*Saved entries*:
********************

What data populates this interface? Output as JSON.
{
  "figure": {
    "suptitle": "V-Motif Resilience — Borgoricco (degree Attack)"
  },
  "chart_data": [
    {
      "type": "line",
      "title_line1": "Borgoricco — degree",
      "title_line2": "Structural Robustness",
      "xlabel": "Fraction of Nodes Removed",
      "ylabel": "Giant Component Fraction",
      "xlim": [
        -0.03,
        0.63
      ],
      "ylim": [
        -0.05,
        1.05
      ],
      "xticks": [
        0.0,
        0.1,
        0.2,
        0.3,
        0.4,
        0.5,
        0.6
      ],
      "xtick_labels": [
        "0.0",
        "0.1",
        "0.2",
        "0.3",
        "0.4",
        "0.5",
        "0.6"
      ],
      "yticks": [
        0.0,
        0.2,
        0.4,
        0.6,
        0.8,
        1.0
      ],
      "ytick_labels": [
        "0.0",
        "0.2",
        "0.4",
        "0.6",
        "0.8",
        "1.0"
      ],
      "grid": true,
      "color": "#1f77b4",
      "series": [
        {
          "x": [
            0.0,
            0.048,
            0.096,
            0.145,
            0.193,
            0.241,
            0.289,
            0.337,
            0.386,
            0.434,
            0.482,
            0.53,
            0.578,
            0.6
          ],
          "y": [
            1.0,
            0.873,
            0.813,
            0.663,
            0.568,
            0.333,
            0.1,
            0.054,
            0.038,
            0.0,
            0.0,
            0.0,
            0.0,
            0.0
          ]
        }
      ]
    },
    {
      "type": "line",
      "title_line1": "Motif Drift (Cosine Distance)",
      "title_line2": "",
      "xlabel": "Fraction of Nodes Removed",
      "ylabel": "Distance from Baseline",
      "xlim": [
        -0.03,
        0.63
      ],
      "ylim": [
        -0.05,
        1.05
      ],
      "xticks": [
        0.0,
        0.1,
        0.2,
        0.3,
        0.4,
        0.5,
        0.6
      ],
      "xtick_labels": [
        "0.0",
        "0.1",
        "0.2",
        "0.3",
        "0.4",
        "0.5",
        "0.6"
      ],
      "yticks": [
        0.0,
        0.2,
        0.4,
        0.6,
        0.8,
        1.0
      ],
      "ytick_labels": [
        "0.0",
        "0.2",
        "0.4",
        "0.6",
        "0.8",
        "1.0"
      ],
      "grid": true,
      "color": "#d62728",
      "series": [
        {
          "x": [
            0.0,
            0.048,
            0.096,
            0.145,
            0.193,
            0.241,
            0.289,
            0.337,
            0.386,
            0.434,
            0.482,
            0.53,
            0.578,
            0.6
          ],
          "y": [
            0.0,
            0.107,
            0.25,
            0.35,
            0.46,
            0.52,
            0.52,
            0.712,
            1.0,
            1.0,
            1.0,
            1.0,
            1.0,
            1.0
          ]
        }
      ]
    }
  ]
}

********************

Print all of the entries exactly as they appear.

*SOLUTION*:
What data populates this interface? Output as JSON.
{
  "figure": {
    "suptitle": "V-Motif Resilience — Borgoricco (degree Attack)"
  },
  "chart_data": [
    {
      "type": "line",
      "title_line1": "Borgoricco — degree",
      "title_line2": "Structural Robustness",
      "xlabel": "Fraction of Nodes Removed",
      "ylabel": "Giant Component Fraction",
      "xlim": [
        -0.03,
        0.63
      ],
      "ylim": [
        -0.05,
        1.05
      ],
      "xticks": [
        0.0,
        0.1,
        0.2,
        0.3,
        0.4,
        0.5,
        0.6
      ],
      "xtick_labels": [
        "0.0",
        "0.1",
        "0.2",
        "0.3",
        "0.4",
        "0.5",
        "0.6"
      ],
      "yticks": [
        0.0,
        0.2,
        0.4,
        0.6,
        0.8,
        1.0
      ],
      "ytick_labels": [
        "0.0",
        "0.2",
        "0.4",
        "0.6",
        "0.8",
        "1.0"
      ],
      "grid": true,
      "color": "#1f77b4",
      "series": [
        {
          "x": [
            0.0,
            0.048,
            0.096,
            0.145,
            0.193,
            0.241,
            0.289,
            0.337,
            0.386,
            0.434,
            0.482,
            0.53,
            0.578,
            0.6
          ],
          "y": [
            1.0,
            0.873,
            0.813,
            0.663,
            0.568,
            0.333,
            0.1,
            0.054,
            0.038,
            0.0,
            0.0,
            0.0,
            0.0,
            0.0
          ]
        }
      ]
    },
    {
      "type": "line",
      "title_line1": "Motif Drift (Cosine Distance)",
      "title_line2": "",
      "xlabel": "Fraction of Nodes Removed",
      "ylabel": "Distance from Baseline",
      "xlim": [
        -0.03,
        0.63
      ],
      "ylim": [
        -0.05,
        1.05
      ],
      "xticks": [
        0.0,
        0.1,
        0.2,
        0.3,
        0.4,
        0.5,
        0.6
      ],
      "xtick_labels": [
        "0.0",
        "0.1",
        "0.2",
        "0.3",
        "0.4",
        "0.5",
        "0.6"
      ],
      "yticks": [
        0.0,
        0.2,
        0.4,
        0.6,
        0.8,
        1.0
      ],
      "ytick_labels": [
        "0.0",
        "0.2",
        "0.4",
        "0.6",
        "0.8",
        "1.0"
      ],
      "grid": true,
      "color": "#d62728",
      "series": [
        {
          "x": [
            0.0,
            0.048,
            0.096,
            0.145,
            0.193,
            0.241,
            0.289,
            0.337,
            0.386,
            0.434,
            0.482,
            0.53,
            0.578,
            0.6
          ],
          "y": [
            0.0,
            0.107,
            0.25,
            0.35,
            0.46,
            0.52,
            0.52,
            0.712,
            1.0,
            1.0,
            1.0,
            1.0,
            1.0,
            1.0
          ]
        }
      ]
    }
  ]
}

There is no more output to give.